§ **What this task involves**: Filter the entries that follow, copying every line in which the word "JSON" appears.
##### Supplied data
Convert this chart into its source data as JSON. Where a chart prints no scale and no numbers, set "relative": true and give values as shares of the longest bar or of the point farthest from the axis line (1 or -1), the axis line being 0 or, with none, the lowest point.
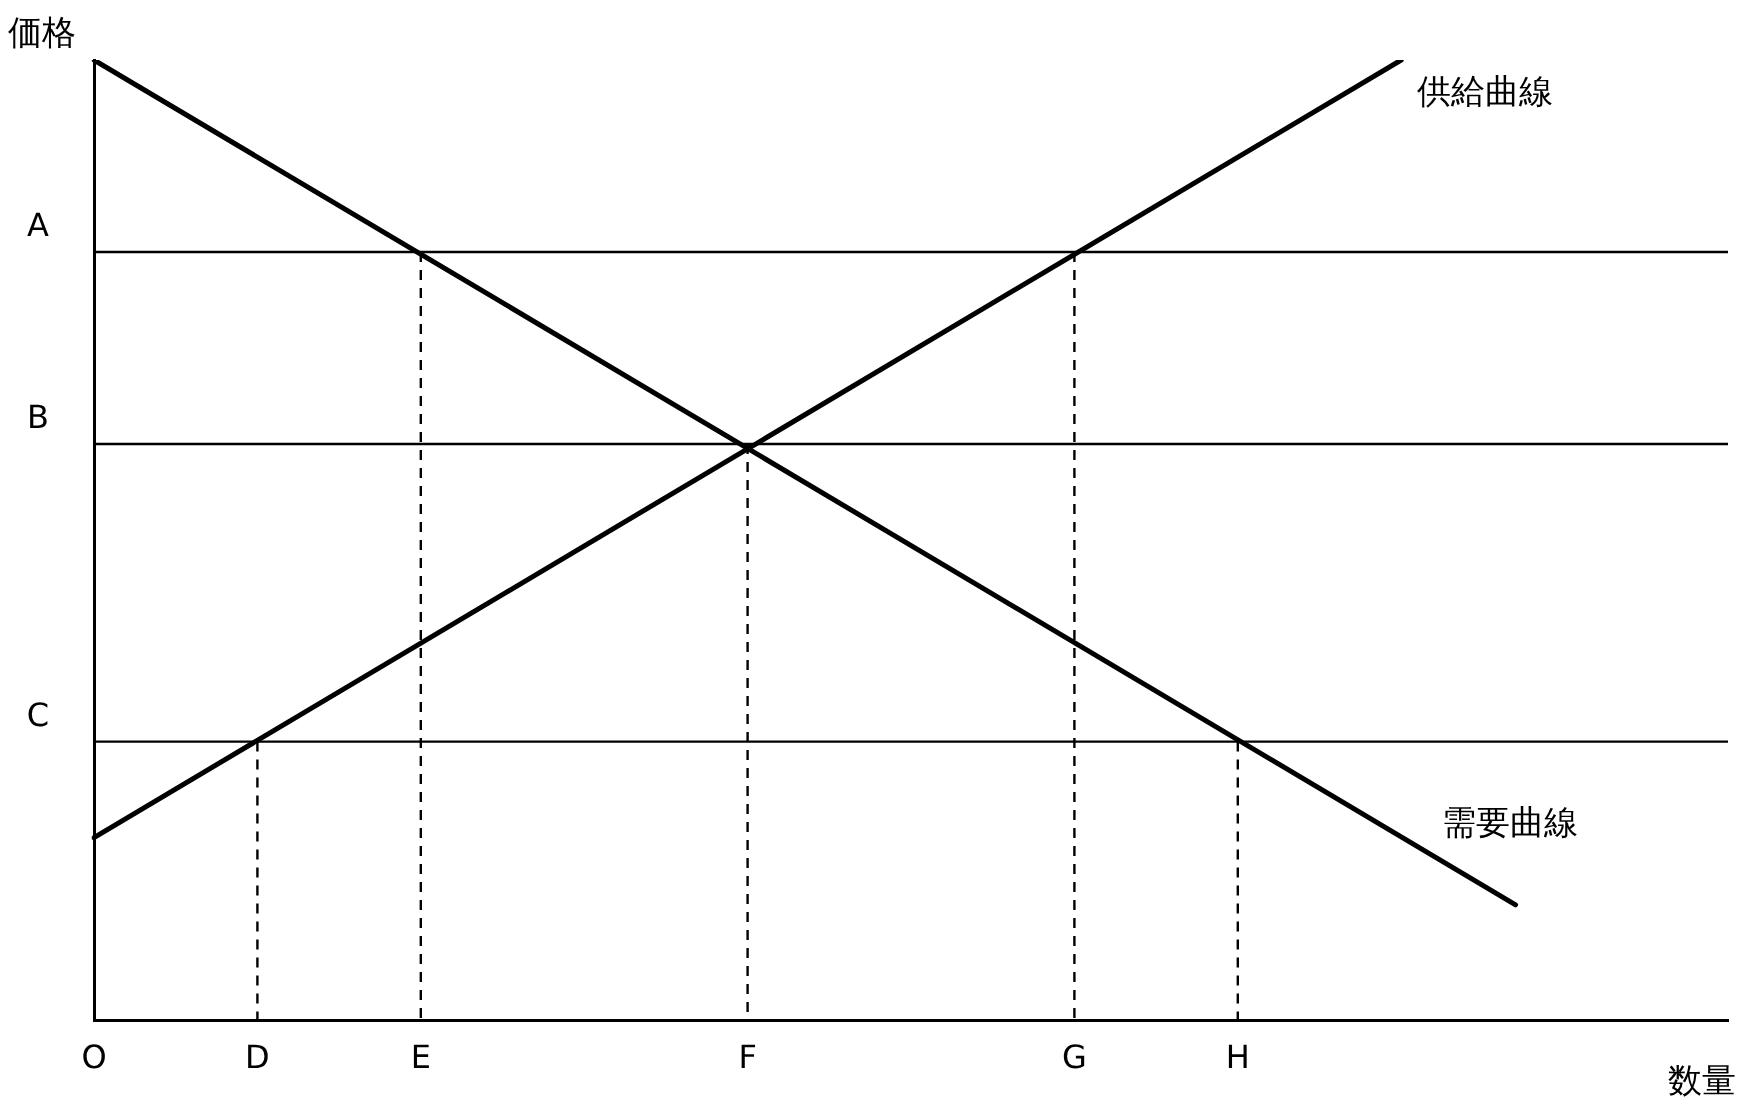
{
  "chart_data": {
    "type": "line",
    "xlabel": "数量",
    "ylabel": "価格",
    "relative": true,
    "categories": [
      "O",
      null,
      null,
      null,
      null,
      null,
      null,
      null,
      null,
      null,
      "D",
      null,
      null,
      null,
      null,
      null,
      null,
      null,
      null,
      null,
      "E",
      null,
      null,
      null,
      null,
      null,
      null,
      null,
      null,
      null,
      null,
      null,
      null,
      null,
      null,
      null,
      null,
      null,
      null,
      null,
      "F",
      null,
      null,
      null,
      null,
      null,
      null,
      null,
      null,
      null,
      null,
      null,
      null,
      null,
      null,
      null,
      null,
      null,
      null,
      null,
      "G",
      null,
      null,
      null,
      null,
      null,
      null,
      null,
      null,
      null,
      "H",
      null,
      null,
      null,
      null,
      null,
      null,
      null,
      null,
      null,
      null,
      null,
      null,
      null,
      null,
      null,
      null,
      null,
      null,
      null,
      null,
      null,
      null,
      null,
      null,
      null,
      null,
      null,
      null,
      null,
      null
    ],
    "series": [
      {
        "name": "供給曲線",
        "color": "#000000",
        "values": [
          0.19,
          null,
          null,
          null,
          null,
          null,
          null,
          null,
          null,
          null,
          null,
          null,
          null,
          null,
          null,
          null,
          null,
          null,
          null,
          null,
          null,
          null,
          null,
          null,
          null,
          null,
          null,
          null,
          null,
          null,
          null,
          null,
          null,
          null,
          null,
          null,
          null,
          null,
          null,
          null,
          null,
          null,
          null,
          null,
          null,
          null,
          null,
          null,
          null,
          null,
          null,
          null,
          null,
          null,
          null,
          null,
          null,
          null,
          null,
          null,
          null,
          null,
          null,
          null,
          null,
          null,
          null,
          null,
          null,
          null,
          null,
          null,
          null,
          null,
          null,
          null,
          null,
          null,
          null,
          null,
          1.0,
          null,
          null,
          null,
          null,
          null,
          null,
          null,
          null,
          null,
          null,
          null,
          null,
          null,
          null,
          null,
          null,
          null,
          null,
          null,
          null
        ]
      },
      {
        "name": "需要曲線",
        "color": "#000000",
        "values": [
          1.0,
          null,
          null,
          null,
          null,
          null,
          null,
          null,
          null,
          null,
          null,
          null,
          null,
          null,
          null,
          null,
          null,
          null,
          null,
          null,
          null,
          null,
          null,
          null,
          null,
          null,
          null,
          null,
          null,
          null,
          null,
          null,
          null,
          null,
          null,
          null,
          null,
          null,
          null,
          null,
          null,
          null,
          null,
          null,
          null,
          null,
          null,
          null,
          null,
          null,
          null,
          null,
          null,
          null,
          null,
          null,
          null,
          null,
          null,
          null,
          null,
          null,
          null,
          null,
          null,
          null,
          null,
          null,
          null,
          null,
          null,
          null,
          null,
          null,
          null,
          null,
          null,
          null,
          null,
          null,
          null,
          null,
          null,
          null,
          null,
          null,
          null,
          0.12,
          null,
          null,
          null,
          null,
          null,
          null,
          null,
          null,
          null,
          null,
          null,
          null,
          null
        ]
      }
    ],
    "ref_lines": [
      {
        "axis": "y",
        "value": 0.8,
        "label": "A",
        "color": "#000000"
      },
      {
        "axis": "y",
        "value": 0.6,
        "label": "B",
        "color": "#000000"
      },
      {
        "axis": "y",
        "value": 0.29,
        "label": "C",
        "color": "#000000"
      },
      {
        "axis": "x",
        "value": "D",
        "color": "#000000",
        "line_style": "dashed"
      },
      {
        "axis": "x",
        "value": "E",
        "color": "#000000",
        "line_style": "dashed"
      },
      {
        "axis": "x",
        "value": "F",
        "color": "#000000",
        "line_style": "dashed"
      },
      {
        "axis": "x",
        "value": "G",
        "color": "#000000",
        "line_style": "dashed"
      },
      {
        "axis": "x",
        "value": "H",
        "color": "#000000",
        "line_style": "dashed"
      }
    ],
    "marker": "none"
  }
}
##########
##### Supplied data
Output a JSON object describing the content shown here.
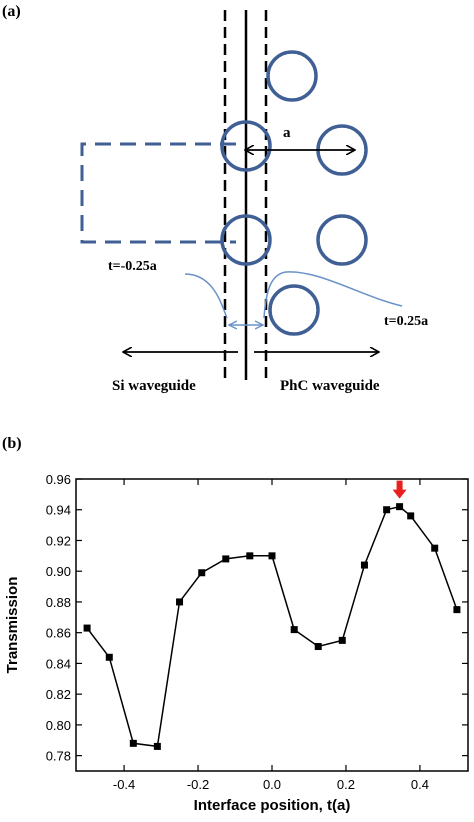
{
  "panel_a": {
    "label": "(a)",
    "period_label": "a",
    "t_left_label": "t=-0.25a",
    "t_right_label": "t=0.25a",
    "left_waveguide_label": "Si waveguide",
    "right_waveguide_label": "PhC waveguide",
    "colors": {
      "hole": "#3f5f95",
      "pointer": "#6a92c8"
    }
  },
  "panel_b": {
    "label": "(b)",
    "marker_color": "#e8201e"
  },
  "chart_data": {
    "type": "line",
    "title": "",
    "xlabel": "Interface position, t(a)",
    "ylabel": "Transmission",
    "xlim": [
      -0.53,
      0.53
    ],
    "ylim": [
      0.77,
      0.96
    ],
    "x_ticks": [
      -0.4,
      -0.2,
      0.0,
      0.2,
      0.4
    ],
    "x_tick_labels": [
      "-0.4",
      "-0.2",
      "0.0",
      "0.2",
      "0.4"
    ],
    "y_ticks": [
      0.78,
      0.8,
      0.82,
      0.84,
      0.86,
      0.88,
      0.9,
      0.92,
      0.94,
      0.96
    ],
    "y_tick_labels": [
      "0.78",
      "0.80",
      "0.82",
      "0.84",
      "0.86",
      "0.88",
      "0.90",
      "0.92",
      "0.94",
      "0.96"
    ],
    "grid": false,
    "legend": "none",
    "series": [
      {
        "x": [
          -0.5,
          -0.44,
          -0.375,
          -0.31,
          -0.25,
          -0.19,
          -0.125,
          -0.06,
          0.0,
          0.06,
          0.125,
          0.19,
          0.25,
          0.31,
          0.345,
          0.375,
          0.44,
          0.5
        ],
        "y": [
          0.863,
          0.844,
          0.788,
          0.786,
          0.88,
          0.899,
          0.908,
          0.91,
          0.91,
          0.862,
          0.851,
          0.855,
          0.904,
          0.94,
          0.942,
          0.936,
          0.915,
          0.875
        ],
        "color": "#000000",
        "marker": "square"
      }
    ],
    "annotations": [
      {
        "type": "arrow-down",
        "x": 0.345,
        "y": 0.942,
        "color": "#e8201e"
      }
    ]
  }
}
##########
§ **Solution for this problem**:
Convert this chart into its source data as JSON. Where a chart prints no scale and no numbers, set "relative": true and give values as shares of the longest bar or of the point farthest from the axis line (1 or -1), the axis line being 0 or, with none, the lowest point.
Output a JSON object describing the content shown here.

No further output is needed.